> _Problem requirements_:
Would you please return the data below verbatim, without its pictures?
....................
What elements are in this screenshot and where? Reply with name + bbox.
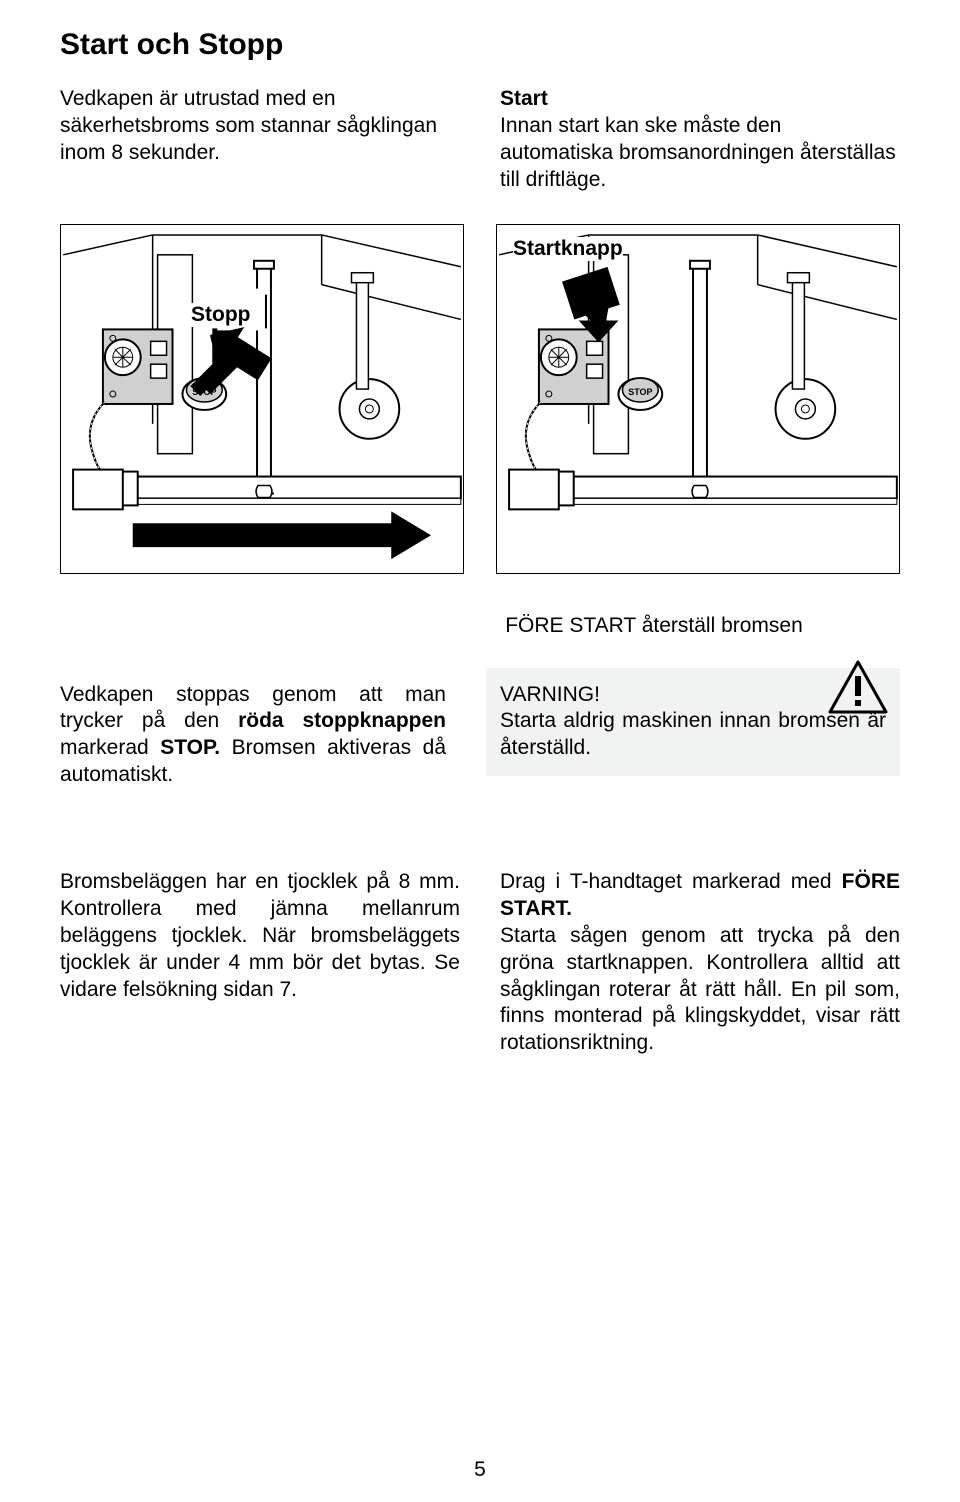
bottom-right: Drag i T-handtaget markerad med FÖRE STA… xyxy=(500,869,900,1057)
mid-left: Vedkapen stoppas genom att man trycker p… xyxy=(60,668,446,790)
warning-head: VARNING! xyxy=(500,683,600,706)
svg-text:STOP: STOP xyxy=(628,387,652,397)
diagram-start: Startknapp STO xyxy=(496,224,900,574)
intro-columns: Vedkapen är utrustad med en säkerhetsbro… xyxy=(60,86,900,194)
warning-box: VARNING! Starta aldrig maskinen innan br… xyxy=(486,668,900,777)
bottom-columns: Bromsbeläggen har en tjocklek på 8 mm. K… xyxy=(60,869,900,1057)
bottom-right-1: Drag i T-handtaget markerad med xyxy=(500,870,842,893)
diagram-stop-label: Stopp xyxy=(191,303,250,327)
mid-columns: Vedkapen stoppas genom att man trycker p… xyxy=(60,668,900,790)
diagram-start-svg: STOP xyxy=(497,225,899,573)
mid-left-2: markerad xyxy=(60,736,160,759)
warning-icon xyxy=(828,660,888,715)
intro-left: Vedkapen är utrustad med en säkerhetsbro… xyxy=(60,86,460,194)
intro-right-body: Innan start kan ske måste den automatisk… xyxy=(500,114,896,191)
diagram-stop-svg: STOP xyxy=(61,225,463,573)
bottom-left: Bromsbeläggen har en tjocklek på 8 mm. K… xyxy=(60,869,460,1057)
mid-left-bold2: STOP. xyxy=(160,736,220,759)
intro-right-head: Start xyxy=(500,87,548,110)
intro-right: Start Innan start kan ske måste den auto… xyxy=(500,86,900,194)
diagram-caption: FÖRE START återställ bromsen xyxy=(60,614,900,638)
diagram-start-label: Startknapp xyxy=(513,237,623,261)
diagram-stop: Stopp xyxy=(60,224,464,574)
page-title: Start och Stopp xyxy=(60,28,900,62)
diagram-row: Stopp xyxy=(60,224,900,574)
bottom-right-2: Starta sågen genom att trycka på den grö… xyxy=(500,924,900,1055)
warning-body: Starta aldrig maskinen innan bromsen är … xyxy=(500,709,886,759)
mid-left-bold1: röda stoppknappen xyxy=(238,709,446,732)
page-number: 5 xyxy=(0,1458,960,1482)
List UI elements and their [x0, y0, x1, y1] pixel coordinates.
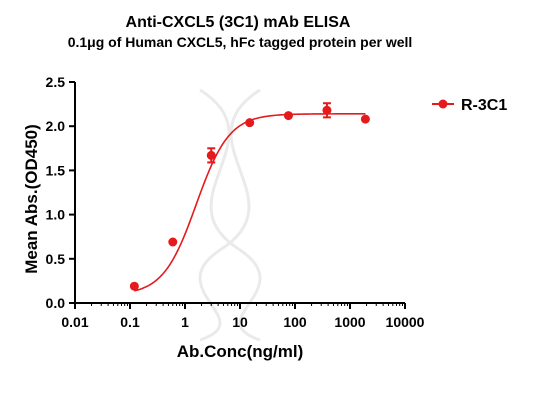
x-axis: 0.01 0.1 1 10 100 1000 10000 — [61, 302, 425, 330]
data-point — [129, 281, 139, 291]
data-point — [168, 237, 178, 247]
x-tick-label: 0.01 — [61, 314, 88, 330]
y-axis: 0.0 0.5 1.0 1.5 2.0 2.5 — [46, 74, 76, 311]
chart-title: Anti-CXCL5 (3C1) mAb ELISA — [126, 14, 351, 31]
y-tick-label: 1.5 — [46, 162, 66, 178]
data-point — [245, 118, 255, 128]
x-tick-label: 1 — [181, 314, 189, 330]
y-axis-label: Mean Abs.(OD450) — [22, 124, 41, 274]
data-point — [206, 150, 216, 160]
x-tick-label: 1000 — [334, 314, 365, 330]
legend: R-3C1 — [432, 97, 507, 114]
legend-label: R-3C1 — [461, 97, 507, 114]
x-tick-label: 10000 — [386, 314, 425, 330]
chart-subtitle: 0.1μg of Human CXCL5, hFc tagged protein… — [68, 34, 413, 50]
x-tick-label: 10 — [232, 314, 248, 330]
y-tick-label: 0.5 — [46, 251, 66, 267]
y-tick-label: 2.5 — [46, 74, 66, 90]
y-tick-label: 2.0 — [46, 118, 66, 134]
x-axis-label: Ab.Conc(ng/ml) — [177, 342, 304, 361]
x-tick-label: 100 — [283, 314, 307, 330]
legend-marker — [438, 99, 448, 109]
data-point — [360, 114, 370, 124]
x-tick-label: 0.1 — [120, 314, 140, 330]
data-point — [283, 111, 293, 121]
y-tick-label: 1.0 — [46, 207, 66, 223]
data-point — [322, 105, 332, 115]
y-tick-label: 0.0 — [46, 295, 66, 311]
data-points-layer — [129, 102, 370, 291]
....................
> _Worked solution_:
What elements are in this screenshot and where? Reply with name + bbox.
bottom-right: Drag i T-handtaget markerad med FÖRE STA… xyxy=(500,869,900,1057)
mid-left: Vedkapen stoppas genom att man trycker p… xyxy=(60,668,446,790)
warning-head: VARNING! xyxy=(500,683,600,706)
svg-text:STOP: STOP xyxy=(628,387,652,397)
diagram-start: Startknapp STO xyxy=(496,224,900,574)
intro-columns: Vedkapen är utrustad med en säkerhetsbro… xyxy=(60,86,900,194)
warning-box: VARNING! Starta aldrig maskinen innan br… xyxy=(486,668,900,777)
bottom-columns: Bromsbeläggen har en tjocklek på 8 mm. K… xyxy=(60,869,900,1057)
bottom-right-1: Drag i T-handtaget markerad med xyxy=(500,870,842,893)
diagram-stop-label: Stopp xyxy=(191,303,250,327)
mid-columns: Vedkapen stoppas genom att man trycker p… xyxy=(60,668,900,790)
diagram-start-svg: STOP xyxy=(497,225,899,573)
mid-left-2: markerad xyxy=(60,736,160,759)
warning-icon xyxy=(828,660,888,715)
intro-left: Vedkapen är utrustad med en säkerhetsbro… xyxy=(60,86,460,194)
intro-right-body: Innan start kan ske måste den automatisk… xyxy=(500,114,896,191)
diagram-stop-svg: STOP xyxy=(61,225,463,573)
bottom-left: Bromsbeläggen har en tjocklek på 8 mm. K… xyxy=(60,869,460,1057)
mid-left-bold2: STOP. xyxy=(160,736,220,759)
intro-right-head: Start xyxy=(500,87,548,110)
intro-right: Start Innan start kan ske måste den auto… xyxy=(500,86,900,194)
diagram-caption: FÖRE START återställ bromsen xyxy=(60,614,900,638)
diagram-start-label: Startknapp xyxy=(513,237,623,261)
diagram-stop: Stopp xyxy=(60,224,464,574)
page-title: Start och Stopp xyxy=(60,28,900,62)
diagram-row: Stopp xyxy=(60,224,900,574)
bottom-right-2: Starta sågen genom att trycka på den grö… xyxy=(500,924,900,1055)
warning-body: Starta aldrig maskinen innan bromsen är … xyxy=(500,709,886,759)
mid-left-bold1: röda stoppknappen xyxy=(238,709,446,732)
page-number: 5 xyxy=(0,1458,960,1482)
List UI elements and their [x0, y0, x1, y1] pixel coordinates.
x-axis: 0.01 0.1 1 10 100 1000 10000 — [61, 302, 425, 330]
data-point — [129, 281, 139, 291]
data-point — [168, 237, 178, 247]
x-tick-label: 0.01 — [61, 314, 88, 330]
y-axis: 0.0 0.5 1.0 1.5 2.0 2.5 — [46, 74, 76, 311]
chart-title: Anti-CXCL5 (3C1) mAb ELISA — [126, 14, 351, 31]
y-tick-label: 1.5 — [46, 162, 66, 178]
data-point — [245, 118, 255, 128]
x-tick-label: 1 — [181, 314, 189, 330]
y-axis-label: Mean Abs.(OD450) — [22, 124, 41, 274]
data-point — [206, 150, 216, 160]
x-tick-label: 1000 — [334, 314, 365, 330]
legend: R-3C1 — [432, 97, 507, 114]
legend-label: R-3C1 — [461, 97, 507, 114]
x-tick-label: 10000 — [386, 314, 425, 330]
chart-subtitle: 0.1μg of Human CXCL5, hFc tagged protein… — [68, 34, 413, 50]
x-tick-label: 10 — [232, 314, 248, 330]
y-tick-label: 0.5 — [46, 251, 66, 267]
y-tick-label: 2.5 — [46, 74, 66, 90]
y-tick-label: 2.0 — [46, 118, 66, 134]
x-axis-label: Ab.Conc(ng/ml) — [177, 342, 304, 361]
x-tick-label: 100 — [283, 314, 307, 330]
legend-marker — [438, 99, 448, 109]
data-point — [360, 114, 370, 124]
x-tick-label: 0.1 — [120, 314, 140, 330]
data-point — [283, 111, 293, 121]
y-tick-label: 1.0 — [46, 207, 66, 223]
data-point — [322, 105, 332, 115]
y-tick-label: 0.0 — [46, 295, 66, 311]
data-points-layer — [129, 102, 370, 291]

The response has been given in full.